> [INPUT MATERIAL]
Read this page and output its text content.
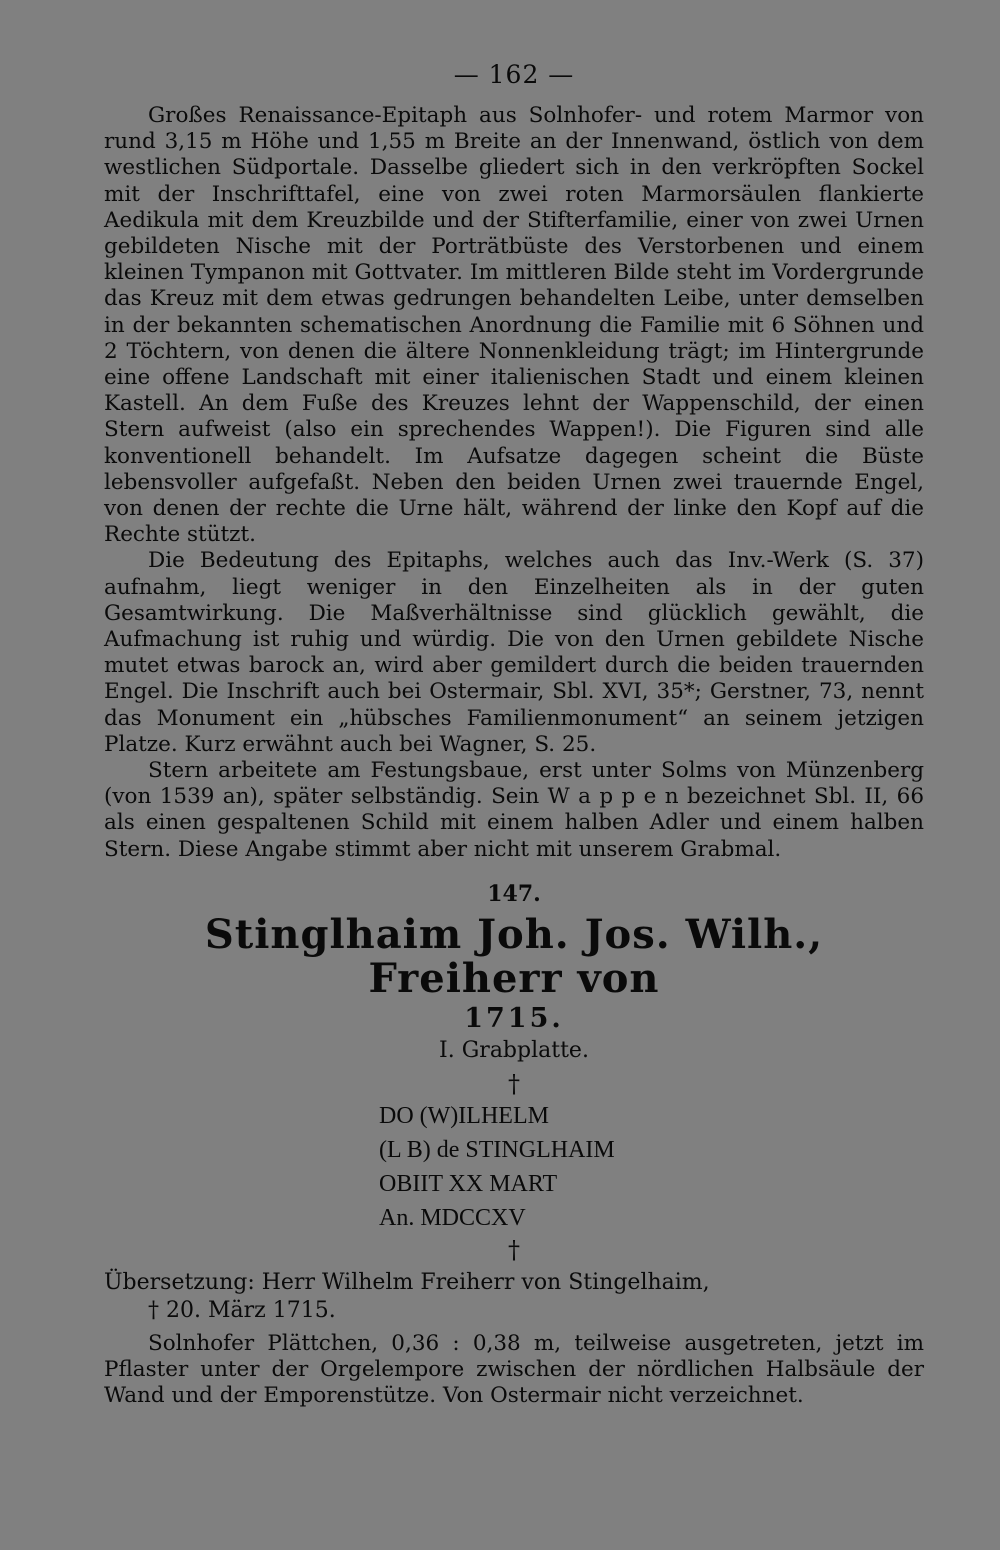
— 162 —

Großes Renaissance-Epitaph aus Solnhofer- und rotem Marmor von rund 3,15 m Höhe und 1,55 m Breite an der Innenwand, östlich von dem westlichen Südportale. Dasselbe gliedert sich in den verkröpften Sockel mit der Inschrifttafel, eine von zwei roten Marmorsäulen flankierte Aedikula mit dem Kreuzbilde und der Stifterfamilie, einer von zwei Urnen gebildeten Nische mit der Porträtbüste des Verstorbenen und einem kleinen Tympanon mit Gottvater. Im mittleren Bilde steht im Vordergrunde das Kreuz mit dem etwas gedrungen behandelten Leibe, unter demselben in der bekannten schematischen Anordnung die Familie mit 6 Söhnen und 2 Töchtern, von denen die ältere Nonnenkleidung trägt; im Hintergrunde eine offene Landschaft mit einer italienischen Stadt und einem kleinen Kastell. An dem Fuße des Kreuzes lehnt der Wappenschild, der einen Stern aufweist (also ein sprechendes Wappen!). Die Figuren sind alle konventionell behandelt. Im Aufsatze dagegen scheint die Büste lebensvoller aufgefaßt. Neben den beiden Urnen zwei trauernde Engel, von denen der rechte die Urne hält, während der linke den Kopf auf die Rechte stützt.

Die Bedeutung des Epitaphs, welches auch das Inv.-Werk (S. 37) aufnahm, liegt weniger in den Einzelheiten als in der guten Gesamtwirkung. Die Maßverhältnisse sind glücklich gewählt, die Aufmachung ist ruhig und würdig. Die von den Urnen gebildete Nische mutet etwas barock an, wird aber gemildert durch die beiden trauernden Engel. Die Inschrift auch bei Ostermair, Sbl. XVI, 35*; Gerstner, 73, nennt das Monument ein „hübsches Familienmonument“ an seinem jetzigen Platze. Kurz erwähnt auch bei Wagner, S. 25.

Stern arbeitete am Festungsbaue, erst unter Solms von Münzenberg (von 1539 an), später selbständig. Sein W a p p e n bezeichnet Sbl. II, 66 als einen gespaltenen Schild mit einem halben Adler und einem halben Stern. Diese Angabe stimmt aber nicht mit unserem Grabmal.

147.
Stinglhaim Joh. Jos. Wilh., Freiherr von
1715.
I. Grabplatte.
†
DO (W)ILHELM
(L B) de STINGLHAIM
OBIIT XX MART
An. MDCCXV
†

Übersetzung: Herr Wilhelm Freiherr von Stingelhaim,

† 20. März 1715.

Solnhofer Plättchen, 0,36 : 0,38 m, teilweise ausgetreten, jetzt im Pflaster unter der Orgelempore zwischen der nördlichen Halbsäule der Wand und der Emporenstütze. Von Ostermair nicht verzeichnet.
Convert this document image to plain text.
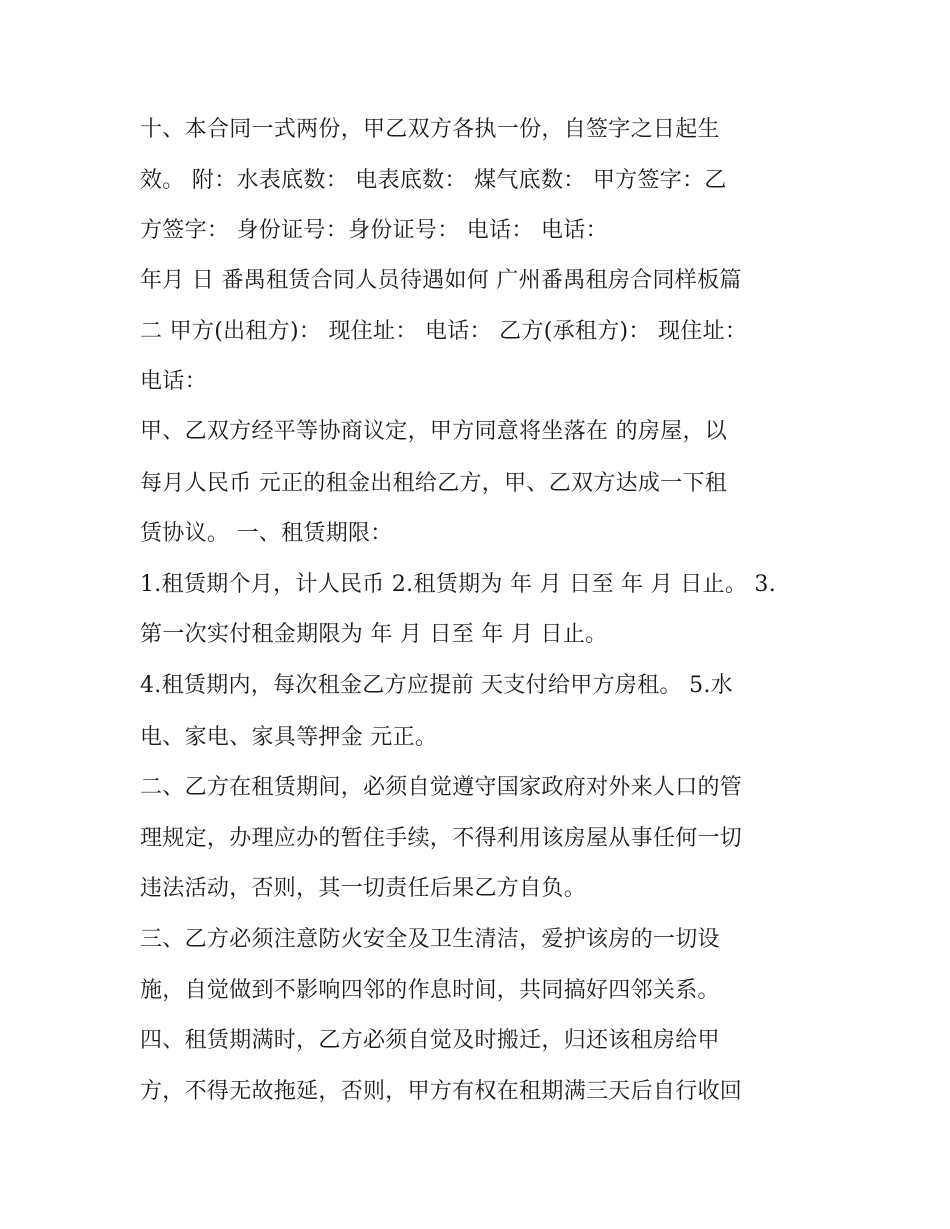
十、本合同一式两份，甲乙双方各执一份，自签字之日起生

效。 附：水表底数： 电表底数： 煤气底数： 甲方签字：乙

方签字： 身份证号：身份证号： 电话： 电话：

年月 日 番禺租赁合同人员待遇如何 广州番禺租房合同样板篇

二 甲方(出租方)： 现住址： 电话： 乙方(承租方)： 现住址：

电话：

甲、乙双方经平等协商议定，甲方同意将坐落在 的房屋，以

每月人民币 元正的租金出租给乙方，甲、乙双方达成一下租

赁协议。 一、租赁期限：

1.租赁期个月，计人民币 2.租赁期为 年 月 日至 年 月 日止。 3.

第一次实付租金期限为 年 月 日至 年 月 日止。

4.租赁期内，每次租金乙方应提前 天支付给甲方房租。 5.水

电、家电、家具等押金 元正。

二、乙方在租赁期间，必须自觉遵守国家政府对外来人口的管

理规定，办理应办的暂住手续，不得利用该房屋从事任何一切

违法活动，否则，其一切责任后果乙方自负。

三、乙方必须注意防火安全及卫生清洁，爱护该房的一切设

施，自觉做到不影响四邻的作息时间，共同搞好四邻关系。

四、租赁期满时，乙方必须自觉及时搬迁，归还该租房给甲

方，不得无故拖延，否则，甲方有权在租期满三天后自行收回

> [INSTRUCTIONS TO FOLLOW] Going through the lines above one by one, tally those with the word "nicht" and give only the total.

> [SOLUTION FOR THIS EXERCISE] 2